** BEGIN **

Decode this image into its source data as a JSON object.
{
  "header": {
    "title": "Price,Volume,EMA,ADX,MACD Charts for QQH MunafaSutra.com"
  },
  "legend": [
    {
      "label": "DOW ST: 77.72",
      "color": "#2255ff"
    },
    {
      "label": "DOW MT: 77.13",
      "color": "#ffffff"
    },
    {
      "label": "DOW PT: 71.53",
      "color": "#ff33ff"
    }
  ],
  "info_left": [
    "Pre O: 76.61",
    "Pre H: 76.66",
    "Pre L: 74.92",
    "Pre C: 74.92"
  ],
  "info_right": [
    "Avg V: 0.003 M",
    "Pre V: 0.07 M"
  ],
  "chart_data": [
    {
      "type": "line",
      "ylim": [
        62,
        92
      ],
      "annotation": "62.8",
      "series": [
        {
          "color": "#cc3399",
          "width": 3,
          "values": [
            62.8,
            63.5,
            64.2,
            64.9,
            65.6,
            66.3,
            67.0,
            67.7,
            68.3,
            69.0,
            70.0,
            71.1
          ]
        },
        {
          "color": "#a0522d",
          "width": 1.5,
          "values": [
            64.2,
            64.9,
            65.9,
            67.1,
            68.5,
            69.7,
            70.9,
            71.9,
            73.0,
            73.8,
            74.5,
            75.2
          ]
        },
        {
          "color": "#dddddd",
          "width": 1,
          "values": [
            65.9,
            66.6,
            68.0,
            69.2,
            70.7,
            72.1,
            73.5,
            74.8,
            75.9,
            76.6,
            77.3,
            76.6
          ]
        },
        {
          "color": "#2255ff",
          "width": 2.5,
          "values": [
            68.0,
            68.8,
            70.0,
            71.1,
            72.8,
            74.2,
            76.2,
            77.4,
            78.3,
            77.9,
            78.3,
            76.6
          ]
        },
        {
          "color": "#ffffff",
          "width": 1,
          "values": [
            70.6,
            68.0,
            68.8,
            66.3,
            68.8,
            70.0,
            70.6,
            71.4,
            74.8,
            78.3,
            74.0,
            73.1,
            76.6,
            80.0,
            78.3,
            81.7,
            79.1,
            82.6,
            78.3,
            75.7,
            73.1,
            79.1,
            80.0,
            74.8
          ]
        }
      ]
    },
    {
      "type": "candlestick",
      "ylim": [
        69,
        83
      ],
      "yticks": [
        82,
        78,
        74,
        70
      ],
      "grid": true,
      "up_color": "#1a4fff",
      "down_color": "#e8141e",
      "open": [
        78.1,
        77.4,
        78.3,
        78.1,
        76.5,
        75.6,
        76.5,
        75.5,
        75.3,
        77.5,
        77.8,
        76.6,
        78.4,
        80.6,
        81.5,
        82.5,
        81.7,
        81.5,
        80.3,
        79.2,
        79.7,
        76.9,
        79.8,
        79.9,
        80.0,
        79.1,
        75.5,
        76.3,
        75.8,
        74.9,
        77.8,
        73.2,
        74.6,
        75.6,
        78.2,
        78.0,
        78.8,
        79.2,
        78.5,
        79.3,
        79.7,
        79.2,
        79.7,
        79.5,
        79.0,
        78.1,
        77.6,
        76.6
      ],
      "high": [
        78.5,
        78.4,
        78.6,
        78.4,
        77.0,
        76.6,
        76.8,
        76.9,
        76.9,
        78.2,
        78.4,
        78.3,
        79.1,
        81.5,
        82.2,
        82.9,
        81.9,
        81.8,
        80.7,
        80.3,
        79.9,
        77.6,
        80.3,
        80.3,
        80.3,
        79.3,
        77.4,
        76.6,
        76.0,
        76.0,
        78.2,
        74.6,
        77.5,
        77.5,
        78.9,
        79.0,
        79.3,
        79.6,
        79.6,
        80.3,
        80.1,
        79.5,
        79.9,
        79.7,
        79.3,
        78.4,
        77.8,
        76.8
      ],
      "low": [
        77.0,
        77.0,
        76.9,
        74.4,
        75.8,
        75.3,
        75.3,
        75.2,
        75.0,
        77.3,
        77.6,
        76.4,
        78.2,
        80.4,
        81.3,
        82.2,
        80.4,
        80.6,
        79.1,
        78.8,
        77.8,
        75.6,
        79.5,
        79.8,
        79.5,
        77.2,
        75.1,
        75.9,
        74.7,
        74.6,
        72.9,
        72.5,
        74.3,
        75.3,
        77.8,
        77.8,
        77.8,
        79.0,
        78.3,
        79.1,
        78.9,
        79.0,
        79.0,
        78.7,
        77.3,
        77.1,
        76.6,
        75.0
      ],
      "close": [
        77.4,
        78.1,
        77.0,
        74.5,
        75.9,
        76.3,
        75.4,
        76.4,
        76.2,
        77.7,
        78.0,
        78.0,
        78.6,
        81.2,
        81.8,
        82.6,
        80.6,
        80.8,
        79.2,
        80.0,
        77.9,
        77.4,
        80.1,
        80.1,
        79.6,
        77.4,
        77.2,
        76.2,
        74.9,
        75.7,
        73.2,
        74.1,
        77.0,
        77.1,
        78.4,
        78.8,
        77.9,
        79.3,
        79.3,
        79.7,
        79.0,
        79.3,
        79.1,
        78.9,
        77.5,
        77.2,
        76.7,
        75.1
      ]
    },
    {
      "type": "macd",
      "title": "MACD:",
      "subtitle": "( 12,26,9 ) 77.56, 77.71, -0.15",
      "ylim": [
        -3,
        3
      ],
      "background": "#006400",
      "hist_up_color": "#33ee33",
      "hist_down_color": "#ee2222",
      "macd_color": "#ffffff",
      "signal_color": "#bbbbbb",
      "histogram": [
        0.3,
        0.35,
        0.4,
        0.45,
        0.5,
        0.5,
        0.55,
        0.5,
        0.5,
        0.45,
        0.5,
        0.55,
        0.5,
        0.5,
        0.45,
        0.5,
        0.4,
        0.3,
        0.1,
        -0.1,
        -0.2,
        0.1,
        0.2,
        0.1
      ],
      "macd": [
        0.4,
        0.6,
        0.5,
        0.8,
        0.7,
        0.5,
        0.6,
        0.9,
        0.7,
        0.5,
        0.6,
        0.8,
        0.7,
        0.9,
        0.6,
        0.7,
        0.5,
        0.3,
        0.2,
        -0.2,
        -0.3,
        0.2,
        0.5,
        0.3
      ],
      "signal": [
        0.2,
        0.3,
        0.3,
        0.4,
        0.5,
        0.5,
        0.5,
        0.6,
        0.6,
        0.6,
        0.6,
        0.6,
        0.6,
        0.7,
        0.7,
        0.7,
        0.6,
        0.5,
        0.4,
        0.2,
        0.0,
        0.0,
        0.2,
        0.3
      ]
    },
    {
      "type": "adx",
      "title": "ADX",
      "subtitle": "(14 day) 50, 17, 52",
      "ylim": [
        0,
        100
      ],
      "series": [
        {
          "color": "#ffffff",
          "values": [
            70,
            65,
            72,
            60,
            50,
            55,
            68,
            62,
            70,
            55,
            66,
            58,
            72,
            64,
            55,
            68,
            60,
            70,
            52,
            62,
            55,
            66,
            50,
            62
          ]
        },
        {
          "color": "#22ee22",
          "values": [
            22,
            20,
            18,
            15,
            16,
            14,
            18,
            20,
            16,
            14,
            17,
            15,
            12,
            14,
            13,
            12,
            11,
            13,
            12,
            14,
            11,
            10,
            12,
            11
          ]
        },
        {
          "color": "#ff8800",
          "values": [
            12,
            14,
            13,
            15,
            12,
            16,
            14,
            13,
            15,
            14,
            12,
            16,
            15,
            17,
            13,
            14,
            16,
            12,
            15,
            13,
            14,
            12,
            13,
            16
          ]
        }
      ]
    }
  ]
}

** END **

■ **Task goal**: Note every line above where the string "width" shows up, and copy those lines.

■ **Completed task**:
          "width": 3,
          "width": 1.5,
          "width": 1,
          "width": 2.5,
          "width": 1,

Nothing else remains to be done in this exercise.